Search the records for the string "beendetem", and show each line where it appears.

(The data Opens)

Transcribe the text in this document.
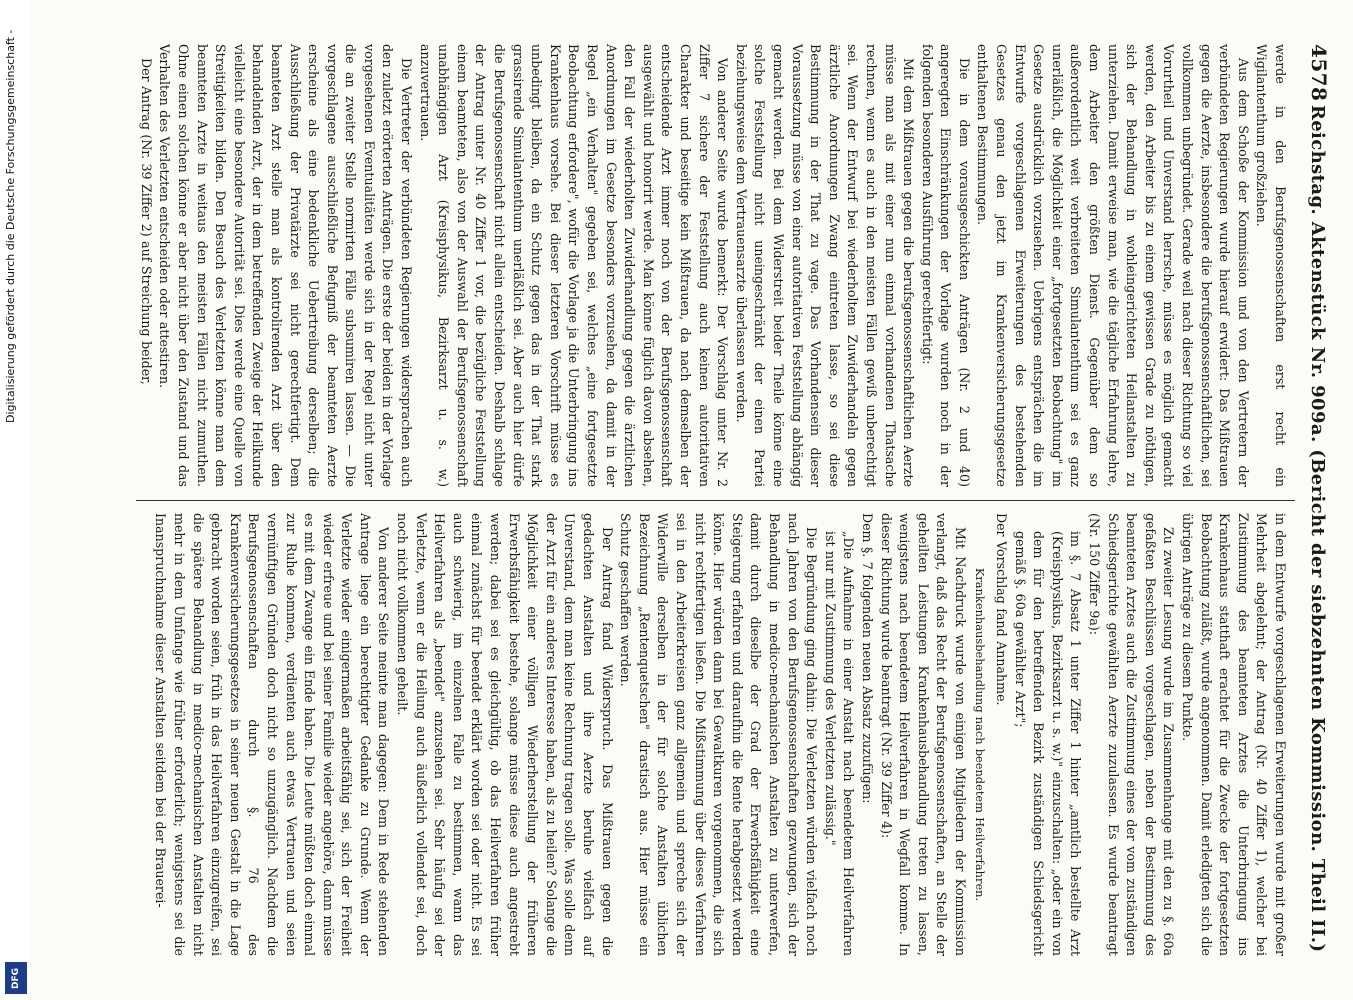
4578
Reichstag. Aktenstück Nr. 909a. (Bericht der siebzehnten Kommission. Theil II.)

werde in den Berufsgenossenschaften erst recht ein Wigilantenthum großziehen.

Aus dem Schoße der Kommission und von den Vertretern der verbündeten Regierungen wurde hierauf erwidert: Das Mißtrauen gegen die Aerzte, insbesondere die berufsgenossenschaftlichen, sei vollkommen unbegründet. Gerade weil nach dieser Richtung so viel Vorurtheil und Unverstand herrsche, müsse es möglich gemacht werden, den Arbeiter bis zu einem gewissen Grade zu nöthigen, sich der Behandlung in wohleingerichteten Heilanstalten zu unterziehen. Damit erweise man, wie die tägliche Erfahrung lehre, dem Arbeiter den größten Dienst. Gegenüber dem so außerordentlich weit verbreiteten Simulantenthum sei es ganz unerläßlich, die Möglichkeit einer „fortgesetzten Beobachtung" im Gesetze ausdrücklich vorzusehen. Uebrigens entsprächen die im Entwurfe vorgeschlagenen Erweiterungen des bestehenden Gesetzes genau den jetzt im Krankenversicherungsgesetze enthaltenen Bestimmungen.

Die in dem vorausgeschickten Anträgen (Nr. 2 und 40) angeregten Einschränkungen der Vorlage wurden noch in der folgenden besonderen Ausführung gerechtfertigt:

Mit dem Mißtrauen gegen die berufsgenossenschaftlichen Aerzte müsse man als mit einer nun einmal vorhandenen Thatsache rechnen, wenn es auch in den meisten Fällen gewiß unberechtigt sei. Wenn der Entwurf bei wiederholtem Zuwiderhandeln gegen ärztliche Anordnungen Zwang eintreten lasse, so sei diese Bestimmung in der That zu vage. Das Vorhandensein dieser Voraussetzung müsse von einer autoritativen Feststellung abhängig gemacht werden. Bei dem Widerstreit beider Theile könne eine solche Feststellung nicht uneingeschränkt der einen Partei beziehungsweise dem Vertrauensarzte überlassen werden.

Von anderer Seite wurde bemerkt: Der Vorschlag unter Nr. 2 Ziffer 7 sichere der Feststellung auch keinen autoritativen Charakter und beseitige kein Mißtrauen, da nach demselben der entscheidende Arzt immer noch von der Berufsgenossenschaft ausgewählt und honorirt werde. Man könne füglich davon absehen, den Fall der wiederholten Zuwiderhandlung gegen die ärztlichen Anordnungen im Gesetze besonders vorzusehen, da damit in der Regel „ein Verhalten" gegeben sei, welches „eine fortgesetzte Beobachtung erfordere", wofür die Vorlage ja die Unterbringung ins Krankenhaus vorsehe. Bei dieser letzteren Vorschrift müsse es unbedingt bleiben, da ein Schutz gegen das in der That stark grassirende Simulantenthum unerläßlich sei. Aber auch hier dürfe die Berufsgenossenschaft nicht allein entscheiden. Deshalb schlage der Antrag unter Nr. 40 Ziffer 1 vor, die bezügliche Feststellung einem beamteten, also von der Auswahl der Berufsgenossenschaft unabhängigen Arzt (Kreisphysikus, Bezirksarzt u. s. w.) anzuvertrauen.

Die Vertreter der verbündeten Regierungen widersprachen auch den zuletzt erörterten Anträgen. Die erste der beiden in der Vorlage vorgesehenen Eventualitäten werde sich in der Regel nicht unter die an zweiter Stelle normirten Fälle subsumiren lassen. — Die vorgeschlagene ausschließliche Befugniß der beamteten Aerzte erscheine als eine bedenkliche Uebertreibung derselben; die Ausschließung der Privatärzte sei nicht gerechtfertigt. Dem beamteten Arzt stelle man als kontrolirenden Arzt über den behandelnden Arzt, der in dem betreffenden Zweige der Heilkunde vielleicht eine besondere Autorität sei. Dies werde eine Quelle von Streitigkeiten bilden. Den Besuch des Verletzten könne man dem beamteten Arzte in weitaus den meisten Fällen nicht zumuthen. Ohne einen solchen könne er aber nicht über den Zustand und das Verhalten des Verletzten entscheiden oder attestiren.

Der Antrag (Nr. 39 Ziffer 2) auf Streichung beider,

in dem Entwurfe vorgeschlagenen Erweiterungen wurde mit großer Mehrheit abgelehnt; der Antrag (Nr. 40 Ziffer 1), welcher bei Zustimmung des beamteten Arztes die Unterbringung ins Krankenhaus statthaft erachtet für die Zwecke der fortgesetzten Beobachtung zuläßt, wurde angenommen. Damit erledigten sich die übrigen Anträge zu diesem Punkte.

Zu zweiter Lesung wurde im Zusammenhange mit den zu §. 60a gefaßten Beschlüssen vorgeschlagen, neben der Bestimmung des beamteten Arztes auch die Zustimmung eines der vom zuständigen Schiedsgerichte gewählten Aerzte zuzulassen. Es wurde beantragt (Nr. 150 Ziffer 9a):

im §. 7 Absatz 1 unter Ziffer 1 hinter „amtlich bestellte Arzt (Kreisphysikus, Bezirksarzt u. s. w.)" einzuschalten: „oder ein von dem für den betreffenden Bezirk zuständigen Schiedsgericht gemäß §. 60a gewählter Arzt";

Der Vorschlag fand Annahme.

Krankenhausbehandlung nach beendetem Heilverfahren.

Mit Nachdruck wurde von einigen Mitgliedern der Kommission verlangt, daß das Recht der Berufsgenossenschaften, an Stelle der geheilten Leistungen Krankenhausbehandlung treten zu lassen, wenigstens nach beendetem Heilverfahren in Wegfall komme. In dieser Richtung wurde beantragt (Nr. 39 Ziffer 4):

Dem §. 7 folgenden neuen Absatz zuzufügen:

„Die Aufnahme in einer Anstalt nach beendetem Heilverfahren ist nur mit Zustimmung des Verletzten zulässig."

Die Begründung ging dahin: Die Verletzten würden vielfach noch nach Jahren von den Berufsgenossenschaften gezwungen, sich der Behandlung in medico-mechanischen Anstalten zu unterwerfen, damit durch dieselbe der Grad der Erwerbsfähigkeit eine Steigerung erfahren und daraufhin die Rente herabgesetzt werden könne. Hier würden dann bei Gewaltkuren vorgenommen, die sich nicht rechtfertigen ließen. Die Mißstimmung über dieses Verfahren sei in den Arbeiterkreisen ganz allgemein und spreche sich der Widerwille derselben in der für solche Anstalten üblichen Bezeichnung „Rentenquetschen" drastisch aus. Hier müsse ein Schutz geschaffen werden.

Der Antrag fand Widerspruch. Das Mißtrauen gegen die gedachten Anstalten und ihre Aerzte beruhe vielfach auf Unverstand, dem man keine Rechnung tragen solle. Was solle denn der Arzt für ein anderes Interesse haben, als zu heilen? Solange die Möglichkeit einer völligen Wiederherstellung der früheren Erwerbsfähigkeit bestehe, solange müsse diese auch angestrebt werden; dabei sei es gleichgültig, ob das Heilverfahren früher einmal zunächst für beendet erklärt worden sei oder nicht. Es sei auch schwierig, im einzelnen Falle zu bestimmen, wann das Heilverfahren als „beendet" anzusehen sei. Sehr häufig sei der Verletzte, wenn er die Heilung auch äußerlich vollendet sei, doch noch nicht vollkommen geheilt.

Von anderer Seite meinte man dagegen: Dem in Rede stehenden Antrage liege ein berechtigter Gedanke zu Grunde. Wenn der Verletzte wieder einigermaßen arbeitsfähig sei, sich der Freiheit wieder erfreue und bei seiner Familie wieder angehöre, dann müsse es mit dem Zwange ein Ende haben. Die Leute müßten doch einmal zur Ruhe kommen, verdienten auch etwas Vertrauen und seien vernünftigen Gründen doch nicht so unzugänglich. Nachdem die Berufsgenossenschaften durch §. 76 des Krankenversicherungsgesetzes in seiner neuen Gestalt in die Lage gebracht worden seien, früh in das Heilverfahren einzugreifen, sei die spätere Behandlung in medico-mechanischen Anstalten nicht mehr in dem Umfange wie früher erforderlich; wenigstens sei die Inanspruchnahme dieser Anstalten seitdem bei der Brauerei-

Digitalisierung gefördert durch die Deutsche Forschungsgemeinschaft -
DFG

(The data Closes)

◆ Written response:
Krankenhausbehandlung nach beendetem Heilverfahren.
Mit Nachdruck wurde von einigen Mitgliedern der Kommission verlangt, daß das Recht der Berufsgenossenschaften, an Stelle der geheilten Leistungen Krankenhausbehandlung treten zu lassen, wenigstens nach beendetem Heilverfahren in Wegfall komme. In dieser Richtung wurde beantragt (Nr. 39 Ziffer 4):
„Die Aufnahme in einer Anstalt nach beendetem Heilverfahren ist nur mit Zustimmung des Verletzten zulässig."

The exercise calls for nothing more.